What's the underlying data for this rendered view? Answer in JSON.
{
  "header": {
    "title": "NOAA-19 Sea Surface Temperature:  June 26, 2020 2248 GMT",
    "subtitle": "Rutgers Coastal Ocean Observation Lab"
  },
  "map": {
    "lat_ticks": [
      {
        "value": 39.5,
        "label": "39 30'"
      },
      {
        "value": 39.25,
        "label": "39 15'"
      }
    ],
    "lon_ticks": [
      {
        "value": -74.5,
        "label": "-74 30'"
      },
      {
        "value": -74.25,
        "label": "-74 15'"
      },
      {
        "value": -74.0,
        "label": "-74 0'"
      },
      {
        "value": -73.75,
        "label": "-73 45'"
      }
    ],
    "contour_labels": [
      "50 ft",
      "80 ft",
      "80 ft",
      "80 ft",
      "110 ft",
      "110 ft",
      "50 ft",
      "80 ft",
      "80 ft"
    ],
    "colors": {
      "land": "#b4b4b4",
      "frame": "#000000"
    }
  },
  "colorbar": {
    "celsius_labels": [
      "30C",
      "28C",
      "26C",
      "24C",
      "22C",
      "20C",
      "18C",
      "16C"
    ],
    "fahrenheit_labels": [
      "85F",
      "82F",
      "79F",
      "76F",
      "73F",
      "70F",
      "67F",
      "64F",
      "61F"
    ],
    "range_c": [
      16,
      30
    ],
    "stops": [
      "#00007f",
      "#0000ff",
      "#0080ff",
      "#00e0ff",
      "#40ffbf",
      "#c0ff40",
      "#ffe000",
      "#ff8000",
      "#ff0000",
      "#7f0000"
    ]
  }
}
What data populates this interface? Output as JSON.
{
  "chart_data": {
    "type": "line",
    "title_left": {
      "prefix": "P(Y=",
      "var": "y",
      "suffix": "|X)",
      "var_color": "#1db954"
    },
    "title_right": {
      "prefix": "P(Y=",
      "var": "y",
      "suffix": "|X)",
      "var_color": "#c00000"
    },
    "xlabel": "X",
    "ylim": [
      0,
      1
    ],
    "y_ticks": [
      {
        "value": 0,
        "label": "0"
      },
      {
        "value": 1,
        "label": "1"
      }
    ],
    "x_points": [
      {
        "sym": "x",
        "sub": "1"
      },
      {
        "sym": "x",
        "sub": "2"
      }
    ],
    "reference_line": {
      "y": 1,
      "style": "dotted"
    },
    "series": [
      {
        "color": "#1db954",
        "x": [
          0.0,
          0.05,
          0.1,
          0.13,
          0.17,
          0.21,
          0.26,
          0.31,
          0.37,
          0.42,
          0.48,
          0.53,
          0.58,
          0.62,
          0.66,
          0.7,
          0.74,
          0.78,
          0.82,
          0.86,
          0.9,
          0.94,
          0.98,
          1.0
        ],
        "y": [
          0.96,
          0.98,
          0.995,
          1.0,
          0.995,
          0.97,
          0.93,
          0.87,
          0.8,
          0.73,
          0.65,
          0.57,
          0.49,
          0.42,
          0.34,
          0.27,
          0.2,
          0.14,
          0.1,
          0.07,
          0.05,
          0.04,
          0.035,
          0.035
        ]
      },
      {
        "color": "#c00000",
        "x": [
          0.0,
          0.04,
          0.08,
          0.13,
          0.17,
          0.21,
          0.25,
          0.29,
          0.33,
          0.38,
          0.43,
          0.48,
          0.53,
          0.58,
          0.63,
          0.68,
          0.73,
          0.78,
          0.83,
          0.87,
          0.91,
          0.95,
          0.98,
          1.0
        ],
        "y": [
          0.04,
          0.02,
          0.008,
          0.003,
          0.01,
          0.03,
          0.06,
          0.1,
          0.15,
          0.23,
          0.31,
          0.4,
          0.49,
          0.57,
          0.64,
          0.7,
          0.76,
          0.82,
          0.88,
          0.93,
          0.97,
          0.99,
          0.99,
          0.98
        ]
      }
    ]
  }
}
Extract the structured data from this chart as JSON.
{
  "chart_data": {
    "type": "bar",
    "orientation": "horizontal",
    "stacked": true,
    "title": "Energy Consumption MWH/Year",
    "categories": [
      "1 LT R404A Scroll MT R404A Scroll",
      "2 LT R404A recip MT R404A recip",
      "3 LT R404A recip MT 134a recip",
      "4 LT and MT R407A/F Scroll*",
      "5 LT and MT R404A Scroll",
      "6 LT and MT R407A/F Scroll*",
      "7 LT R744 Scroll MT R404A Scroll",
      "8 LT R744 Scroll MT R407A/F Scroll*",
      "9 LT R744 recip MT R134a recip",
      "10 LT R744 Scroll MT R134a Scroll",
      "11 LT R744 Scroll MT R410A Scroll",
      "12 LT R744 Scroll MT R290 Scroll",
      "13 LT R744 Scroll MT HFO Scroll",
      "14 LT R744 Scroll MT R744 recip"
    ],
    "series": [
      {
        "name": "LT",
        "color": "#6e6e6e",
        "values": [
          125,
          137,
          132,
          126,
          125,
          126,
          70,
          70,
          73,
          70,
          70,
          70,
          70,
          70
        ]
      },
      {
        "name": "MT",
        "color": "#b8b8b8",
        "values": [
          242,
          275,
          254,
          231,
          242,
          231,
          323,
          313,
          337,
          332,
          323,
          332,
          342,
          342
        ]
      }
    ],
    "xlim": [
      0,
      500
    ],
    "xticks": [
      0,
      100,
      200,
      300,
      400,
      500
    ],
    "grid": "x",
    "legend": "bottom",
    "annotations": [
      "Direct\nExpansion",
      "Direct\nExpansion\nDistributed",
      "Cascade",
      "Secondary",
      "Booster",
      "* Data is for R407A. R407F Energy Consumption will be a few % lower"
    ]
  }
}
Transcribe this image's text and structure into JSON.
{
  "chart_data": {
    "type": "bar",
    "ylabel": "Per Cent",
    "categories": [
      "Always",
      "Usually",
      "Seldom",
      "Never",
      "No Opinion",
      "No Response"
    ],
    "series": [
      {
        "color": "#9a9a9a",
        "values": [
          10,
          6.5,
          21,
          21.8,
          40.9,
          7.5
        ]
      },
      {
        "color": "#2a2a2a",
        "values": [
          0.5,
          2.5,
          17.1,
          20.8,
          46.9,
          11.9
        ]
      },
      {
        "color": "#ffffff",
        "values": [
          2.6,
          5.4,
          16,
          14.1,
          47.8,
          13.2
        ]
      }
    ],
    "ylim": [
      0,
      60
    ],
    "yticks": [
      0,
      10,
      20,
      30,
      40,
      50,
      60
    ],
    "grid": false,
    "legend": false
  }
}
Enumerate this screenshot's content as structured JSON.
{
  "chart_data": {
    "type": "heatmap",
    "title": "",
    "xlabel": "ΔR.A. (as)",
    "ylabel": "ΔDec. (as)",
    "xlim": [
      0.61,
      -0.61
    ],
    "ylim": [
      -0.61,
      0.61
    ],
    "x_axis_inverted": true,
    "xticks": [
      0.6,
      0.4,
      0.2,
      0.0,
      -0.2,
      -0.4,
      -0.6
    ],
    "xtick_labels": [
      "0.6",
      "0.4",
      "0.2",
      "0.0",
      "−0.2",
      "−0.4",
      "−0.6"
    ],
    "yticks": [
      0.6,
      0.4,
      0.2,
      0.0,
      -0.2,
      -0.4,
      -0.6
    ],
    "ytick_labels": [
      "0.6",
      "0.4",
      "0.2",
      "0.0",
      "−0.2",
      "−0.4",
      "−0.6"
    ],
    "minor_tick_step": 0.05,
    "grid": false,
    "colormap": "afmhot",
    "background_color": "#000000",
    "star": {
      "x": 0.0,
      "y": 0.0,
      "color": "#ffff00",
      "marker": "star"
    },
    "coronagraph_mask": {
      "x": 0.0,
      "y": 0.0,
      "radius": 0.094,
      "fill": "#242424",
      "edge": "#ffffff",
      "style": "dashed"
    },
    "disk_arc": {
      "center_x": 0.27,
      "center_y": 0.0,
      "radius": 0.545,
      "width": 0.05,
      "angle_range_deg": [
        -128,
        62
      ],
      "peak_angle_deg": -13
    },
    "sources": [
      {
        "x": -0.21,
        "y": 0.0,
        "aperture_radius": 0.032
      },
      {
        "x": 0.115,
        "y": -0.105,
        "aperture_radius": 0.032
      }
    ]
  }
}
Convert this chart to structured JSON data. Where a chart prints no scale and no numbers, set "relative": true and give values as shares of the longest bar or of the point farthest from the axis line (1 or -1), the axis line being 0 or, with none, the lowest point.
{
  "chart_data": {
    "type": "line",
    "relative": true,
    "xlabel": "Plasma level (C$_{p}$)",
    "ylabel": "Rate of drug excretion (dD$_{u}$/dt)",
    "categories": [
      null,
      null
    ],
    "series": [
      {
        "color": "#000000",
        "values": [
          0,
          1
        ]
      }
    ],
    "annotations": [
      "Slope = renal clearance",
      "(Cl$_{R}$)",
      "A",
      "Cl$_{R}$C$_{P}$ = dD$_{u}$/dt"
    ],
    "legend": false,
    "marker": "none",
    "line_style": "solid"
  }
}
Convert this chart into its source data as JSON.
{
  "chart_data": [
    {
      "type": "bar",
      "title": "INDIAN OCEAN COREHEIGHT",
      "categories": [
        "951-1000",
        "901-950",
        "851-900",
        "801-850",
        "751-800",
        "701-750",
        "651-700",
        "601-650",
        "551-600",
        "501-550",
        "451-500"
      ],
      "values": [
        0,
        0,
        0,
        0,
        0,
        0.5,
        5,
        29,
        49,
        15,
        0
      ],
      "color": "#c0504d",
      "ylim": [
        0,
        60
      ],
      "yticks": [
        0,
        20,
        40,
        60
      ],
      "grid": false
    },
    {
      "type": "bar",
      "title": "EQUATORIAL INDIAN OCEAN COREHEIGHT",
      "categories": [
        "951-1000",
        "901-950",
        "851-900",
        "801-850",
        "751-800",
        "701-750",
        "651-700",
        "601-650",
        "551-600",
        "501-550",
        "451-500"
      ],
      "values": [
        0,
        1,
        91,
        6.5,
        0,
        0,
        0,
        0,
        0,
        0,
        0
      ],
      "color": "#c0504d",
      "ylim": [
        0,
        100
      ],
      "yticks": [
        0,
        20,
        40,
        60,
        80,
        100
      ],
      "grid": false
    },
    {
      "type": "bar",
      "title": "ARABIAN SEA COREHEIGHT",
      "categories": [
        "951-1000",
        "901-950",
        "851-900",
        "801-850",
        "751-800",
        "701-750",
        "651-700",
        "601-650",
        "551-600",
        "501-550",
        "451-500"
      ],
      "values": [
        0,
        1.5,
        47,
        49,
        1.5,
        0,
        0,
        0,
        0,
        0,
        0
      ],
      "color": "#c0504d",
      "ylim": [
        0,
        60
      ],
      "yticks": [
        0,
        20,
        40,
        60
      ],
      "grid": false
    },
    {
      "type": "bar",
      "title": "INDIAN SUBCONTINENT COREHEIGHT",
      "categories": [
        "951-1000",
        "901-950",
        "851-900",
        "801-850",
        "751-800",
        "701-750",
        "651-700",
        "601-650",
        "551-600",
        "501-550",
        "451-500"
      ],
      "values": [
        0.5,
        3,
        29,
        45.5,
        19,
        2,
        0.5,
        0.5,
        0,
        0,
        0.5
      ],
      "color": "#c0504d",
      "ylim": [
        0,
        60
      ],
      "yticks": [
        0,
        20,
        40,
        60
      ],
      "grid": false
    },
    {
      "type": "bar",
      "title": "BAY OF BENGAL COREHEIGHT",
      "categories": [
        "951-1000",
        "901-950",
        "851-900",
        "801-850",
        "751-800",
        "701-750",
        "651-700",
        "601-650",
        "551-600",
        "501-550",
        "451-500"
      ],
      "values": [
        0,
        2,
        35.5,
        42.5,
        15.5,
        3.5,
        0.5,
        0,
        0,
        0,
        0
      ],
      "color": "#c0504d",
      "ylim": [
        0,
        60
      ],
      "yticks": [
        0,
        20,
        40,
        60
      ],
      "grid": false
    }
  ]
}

##############################

_REQUIREMENTS_. Looking at the records above, report how many lines contain the word "Consumption". Answer with the number only.

_SOLUTION TO THE EXERCISE_. 2